- **WORK TO BE COMPLETED**
Below is a listing; write it out exactly and drop any images from it.

- **Data excerpts**

▬▬▬▬▬▬▬▬▬▬

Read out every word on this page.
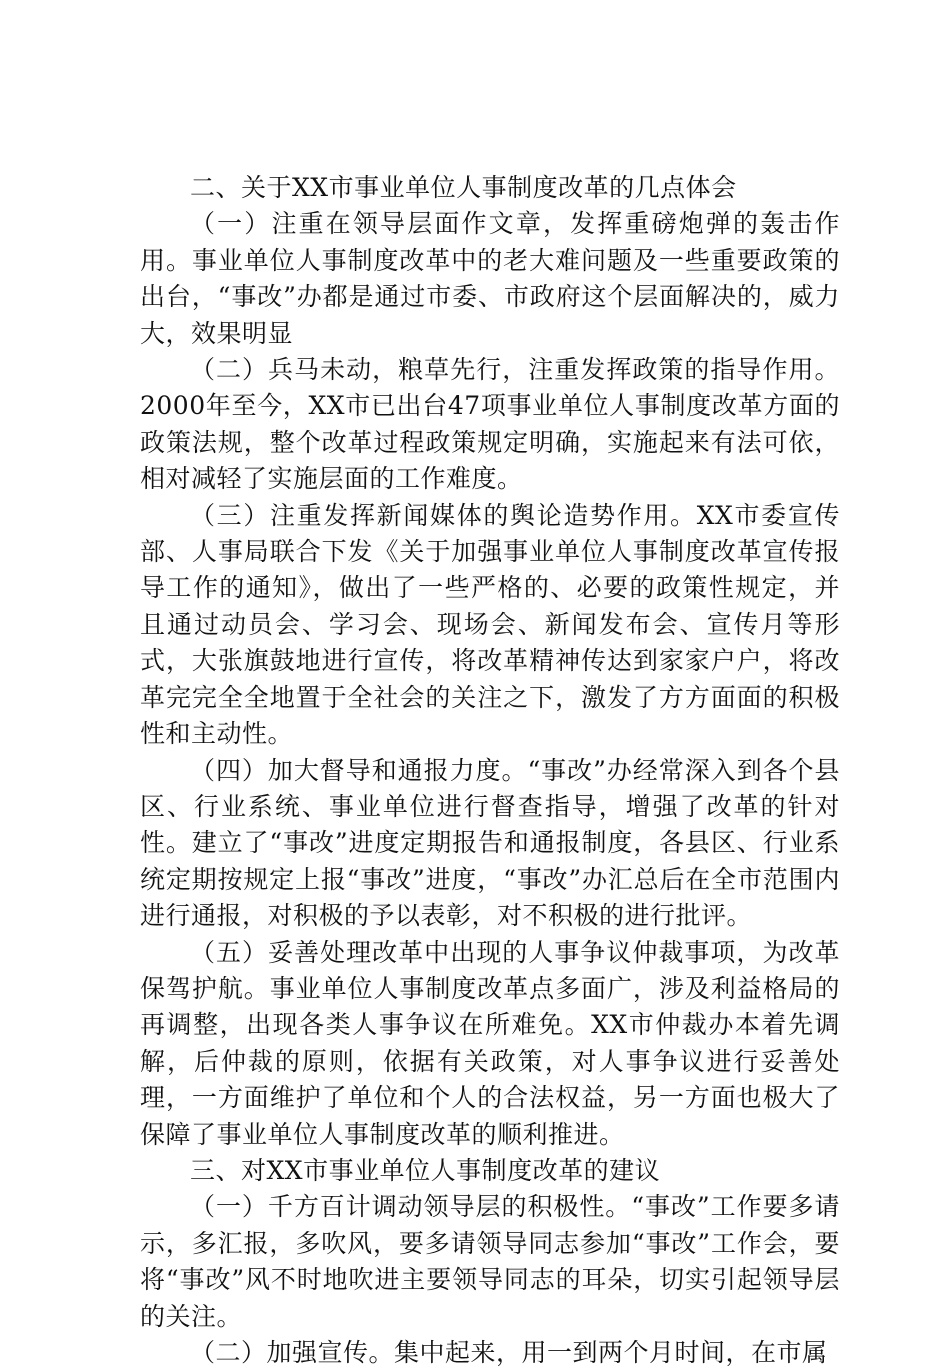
二、关于XX市事业单位人事制度改革的几点体会

（一）注重在领导层面作文章，发挥重磅炮弹的轰击作用。事业单位人事制度改革中的老大难问题及一些重要政策的出台，“事改”办都是通过市委、市政府这个层面解决的，威力大，效果明显

（二）兵马未动，粮草先行，注重发挥政策的指导作用。2000年至今，XX市已出台47项事业单位人事制度改革方面的政策法规，整个改革过程政策规定明确，实施起来有法可依，相对减轻了实施层面的工作难度。

（三）注重发挥新闻媒体的舆论造势作用。XX市委宣传部、人事局联合下发《关于加强事业单位人事制度改革宣传报导工作的通知》，做出了一些严格的、必要的政策性规定，并且通过动员会、学习会、现场会、新闻发布会、宣传月等形式，大张旗鼓地进行宣传，将改革精神传达到家家户户，将改革完完全全地置于全社会的关注之下，激发了方方面面的积极性和主动性。

（四）加大督导和通报力度。“事改”办经常深入到各个县区、行业系统、事业单位进行督查指导，增强了改革的针对性。建立了“事改”进度定期报告和通报制度，各县区、行业系统定期按规定上报“事改”进度，“事改”办汇总后在全市范围内进行通报，对积极的予以表彰，对不积极的进行批评。

（五）妥善处理改革中出现的人事争议仲裁事项，为改革保驾护航。事业单位人事制度改革点多面广，涉及利益格局的再调整，出现各类人事争议在所难免。XX市仲裁办本着先调解，后仲裁的原则，依据有关政策，对人事争议进行妥善处理，一方面维护了单位和个人的合法权益，另一方面也极大了保障了事业单位人事制度改革的顺利推进。

三、对XX市事业单位人事制度改革的建议

（一）千方百计调动领导层的积极性。“事改”工作要多请示，多汇报，多吹风，要多请领导同志参加“事改”工作会，要将“事改”风不时地吹进主要领导同志的耳朵，切实引起领导层的关注。

（二）加强宣传。集中起来，用一到两个月时间，在市属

▬▬▬▬▬▬▬▬▬▬

- **EXERCISE OUTPUT**
Read out every word on this page.
二、关于XX市事业单位人事制度改革的几点体会

（一）注重在领导层面作文章，发挥重磅炮弹的轰击作用。事业单位人事制度改革中的老大难问题及一些重要政策的出台，“事改”办都是通过市委、市政府这个层面解决的，威力大，效果明显

（二）兵马未动，粮草先行，注重发挥政策的指导作用。2000年至今，XX市已出台47项事业单位人事制度改革方面的政策法规，整个改革过程政策规定明确，实施起来有法可依，相对减轻了实施层面的工作难度。

（三）注重发挥新闻媒体的舆论造势作用。XX市委宣传部、人事局联合下发《关于加强事业单位人事制度改革宣传报导工作的通知》，做出了一些严格的、必要的政策性规定，并且通过动员会、学习会、现场会、新闻发布会、宣传月等形式，大张旗鼓地进行宣传，将改革精神传达到家家户户，将改革完完全全地置于全社会的关注之下，激发了方方面面的积极性和主动性。

（四）加大督导和通报力度。“事改”办经常深入到各个县区、行业系统、事业单位进行督查指导，增强了改革的针对性。建立了“事改”进度定期报告和通报制度，各县区、行业系统定期按规定上报“事改”进度，“事改”办汇总后在全市范围内进行通报，对积极的予以表彰，对不积极的进行批评。

（五）妥善处理改革中出现的人事争议仲裁事项，为改革保驾护航。事业单位人事制度改革点多面广，涉及利益格局的再调整，出现各类人事争议在所难免。XX市仲裁办本着先调解，后仲裁的原则，依据有关政策，对人事争议进行妥善处理，一方面维护了单位和个人的合法权益，另一方面也极大了保障了事业单位人事制度改革的顺利推进。

三、对XX市事业单位人事制度改革的建议

（一）千方百计调动领导层的积极性。“事改”工作要多请示，多汇报，多吹风，要多请领导同志参加“事改”工作会，要将“事改”风不时地吹进主要领导同志的耳朵，切实引起领导层的关注。

（二）加强宣传。集中起来，用一到两个月时间，在市属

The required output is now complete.